Records excerpted from a collection:

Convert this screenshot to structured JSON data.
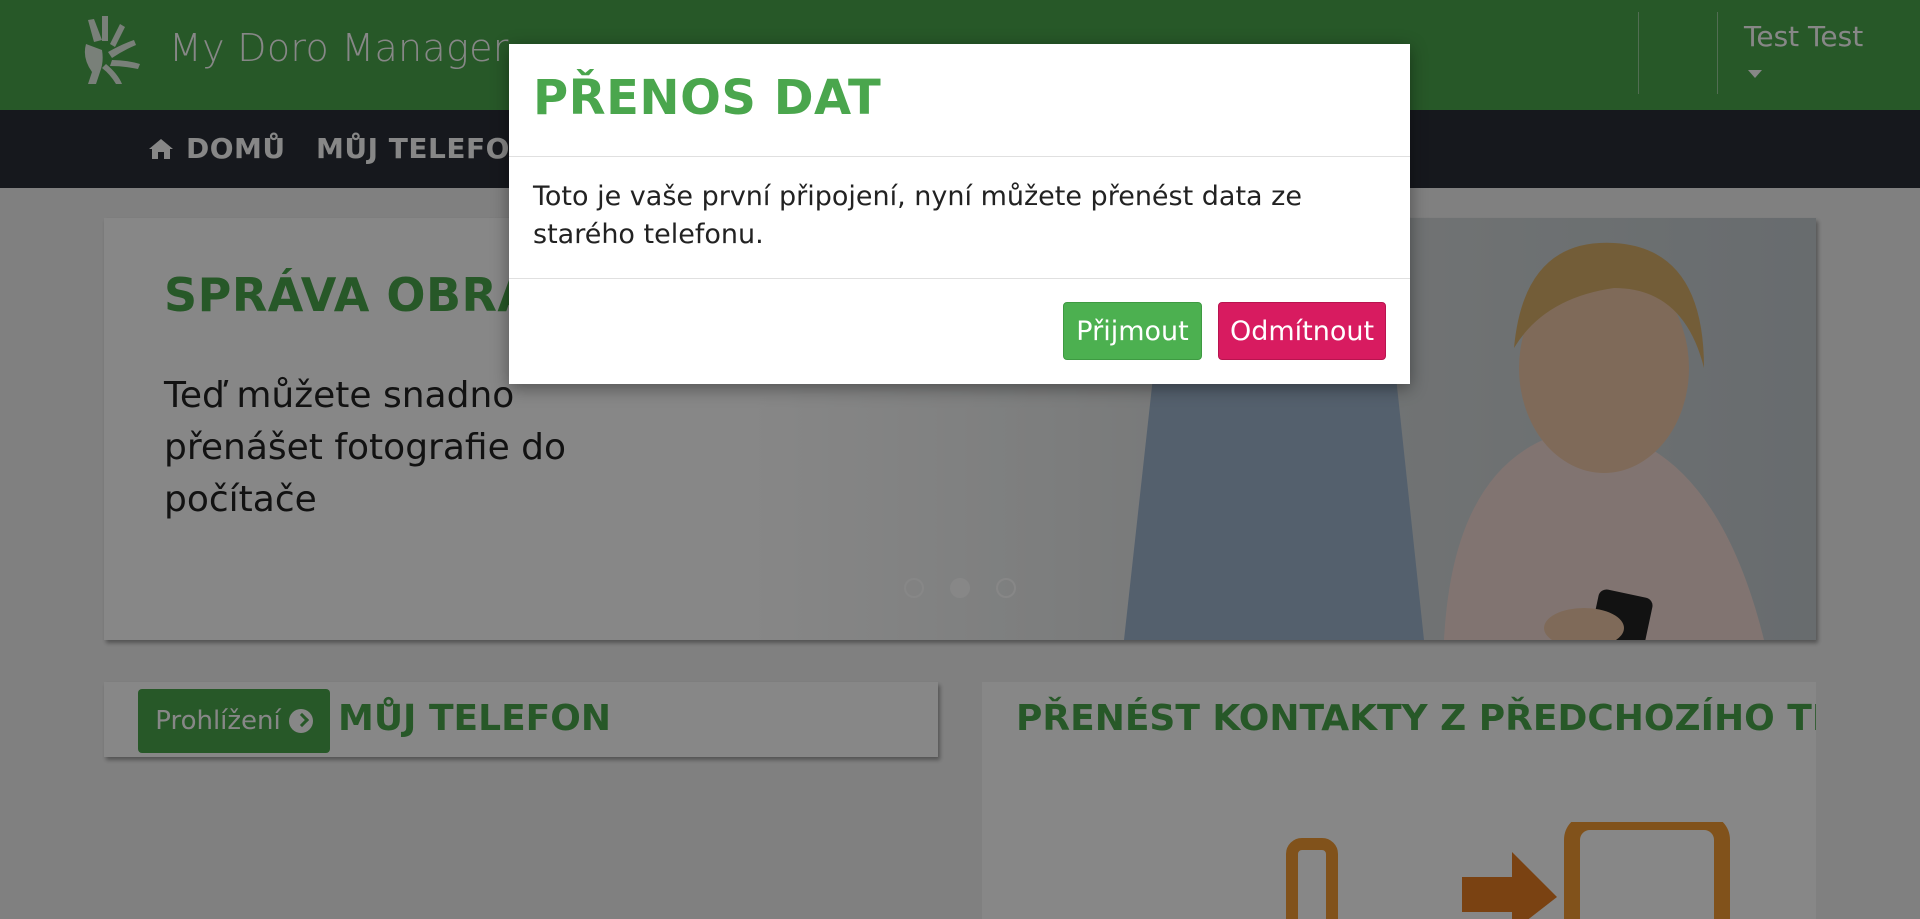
{
  "header": {
    "app_title": "My Doro Manager",
    "user_name": "Test Test",
    "brand_color": "#4aa64d"
  },
  "nav": {
    "items": [
      {
        "label": "DOMŮ",
        "icon": "home-icon"
      },
      {
        "label": "MŮJ TELEFON"
      }
    ],
    "background": "#2a2f38"
  },
  "hero": {
    "title": "SPRÁVA OBRÁZKŮ",
    "text": "Teď můžete snadno přenášet fotografie do počítače",
    "carousel": {
      "total": 3,
      "active_index": 1
    }
  },
  "cards": {
    "my_phone": {
      "browse_label": "Prohlížení",
      "title": "MŮJ TELEFON"
    },
    "transfer": {
      "title": "PŘENÉST KONTAKTY Z PŘEDCHOZÍHO TELEFONU"
    }
  },
  "modal": {
    "title": "PŘENOS DAT",
    "body": "Toto je vaše první připojení, nyní můžete přenést data ze starého telefonu.",
    "accept_label": "Přijmout",
    "decline_label": "Odmítnout",
    "accept_color": "#4cb050",
    "decline_color": "#d81b60"
  }
}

WORK TO DO
Copy the records exactly. Skip the pictures.

RESPONSE BELOW
Convert this screenshot to structured JSON data.
{
  "header": {
    "app_title": "My Doro Manager",
    "user_name": "Test Test",
    "brand_color": "#4aa64d"
  },
  "nav": {
    "items": [
      {
        "label": "DOMŮ",
        "icon": "home-icon"
      },
      {
        "label": "MŮJ TELEFON"
      }
    ],
    "background": "#2a2f38"
  },
  "hero": {
    "title": "SPRÁVA OBRÁZKŮ",
    "text": "Teď můžete snadno přenášet fotografie do počítače",
    "carousel": {
      "total": 3,
      "active_index": 1
    }
  },
  "cards": {
    "my_phone": {
      "browse_label": "Prohlížení",
      "title": "MŮJ TELEFON"
    },
    "transfer": {
      "title": "PŘENÉST KONTAKTY Z PŘEDCHOZÍHO TELEFONU"
    }
  },
  "modal": {
    "title": "PŘENOS DAT",
    "body": "Toto je vaše první připojení, nyní můžete přenést data ze starého telefonu.",
    "accept_label": "Přijmout",
    "decline_label": "Odmítnout",
    "accept_color": "#4cb050",
    "decline_color": "#d81b60"
  }
}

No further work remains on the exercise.